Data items

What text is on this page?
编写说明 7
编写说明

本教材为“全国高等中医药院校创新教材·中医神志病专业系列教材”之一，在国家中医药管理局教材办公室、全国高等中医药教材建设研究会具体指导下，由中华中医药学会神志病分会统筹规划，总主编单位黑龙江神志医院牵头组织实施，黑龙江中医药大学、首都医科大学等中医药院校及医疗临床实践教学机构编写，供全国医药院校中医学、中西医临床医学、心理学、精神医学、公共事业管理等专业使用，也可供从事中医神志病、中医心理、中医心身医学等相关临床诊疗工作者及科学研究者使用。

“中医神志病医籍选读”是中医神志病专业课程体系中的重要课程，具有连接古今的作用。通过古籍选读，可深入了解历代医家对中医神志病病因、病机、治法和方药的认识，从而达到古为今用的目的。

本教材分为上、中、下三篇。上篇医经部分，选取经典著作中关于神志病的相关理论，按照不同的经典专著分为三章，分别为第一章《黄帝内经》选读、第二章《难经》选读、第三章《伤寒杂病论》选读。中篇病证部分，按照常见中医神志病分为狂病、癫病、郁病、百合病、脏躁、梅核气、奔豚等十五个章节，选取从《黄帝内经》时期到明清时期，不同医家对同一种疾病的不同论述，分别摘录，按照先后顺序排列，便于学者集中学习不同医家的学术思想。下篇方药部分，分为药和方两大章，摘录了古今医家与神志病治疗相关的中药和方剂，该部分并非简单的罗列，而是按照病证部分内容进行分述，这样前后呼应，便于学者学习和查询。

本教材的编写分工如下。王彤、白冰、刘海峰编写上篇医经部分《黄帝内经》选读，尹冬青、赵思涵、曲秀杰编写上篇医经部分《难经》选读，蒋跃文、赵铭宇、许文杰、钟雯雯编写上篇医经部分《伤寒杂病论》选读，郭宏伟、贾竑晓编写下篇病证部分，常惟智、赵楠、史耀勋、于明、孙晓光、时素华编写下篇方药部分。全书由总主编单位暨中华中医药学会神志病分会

==

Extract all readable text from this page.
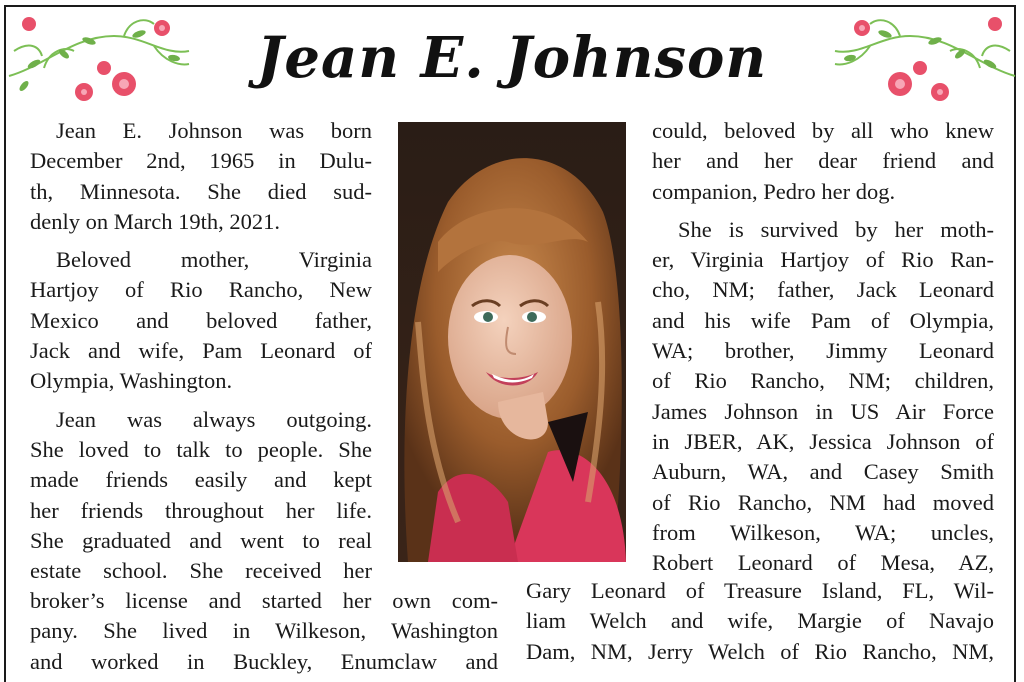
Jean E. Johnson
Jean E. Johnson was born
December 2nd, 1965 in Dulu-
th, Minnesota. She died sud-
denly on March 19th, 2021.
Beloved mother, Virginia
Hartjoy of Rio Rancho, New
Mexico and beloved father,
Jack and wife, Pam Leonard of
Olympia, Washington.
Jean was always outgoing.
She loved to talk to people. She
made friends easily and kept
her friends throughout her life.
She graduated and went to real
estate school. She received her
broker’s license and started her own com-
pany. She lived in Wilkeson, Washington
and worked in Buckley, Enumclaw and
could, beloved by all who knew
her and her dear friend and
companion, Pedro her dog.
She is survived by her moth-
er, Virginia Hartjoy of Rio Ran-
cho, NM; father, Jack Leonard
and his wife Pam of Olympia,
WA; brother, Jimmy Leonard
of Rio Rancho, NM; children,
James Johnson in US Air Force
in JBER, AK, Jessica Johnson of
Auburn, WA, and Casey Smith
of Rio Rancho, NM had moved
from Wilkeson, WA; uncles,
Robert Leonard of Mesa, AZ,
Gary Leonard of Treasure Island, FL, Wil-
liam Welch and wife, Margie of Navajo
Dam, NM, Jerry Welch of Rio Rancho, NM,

» INSTRUCTION
Extract each line from the listing that holds the word "Rancho".

» WRITTEN ANSWER
Hartjoy of Rio Rancho, New
of Rio Rancho, NM; children,
of Rio Rancho, NM had moved
Dam, NM, Jerry Welch of Rio Rancho, NM,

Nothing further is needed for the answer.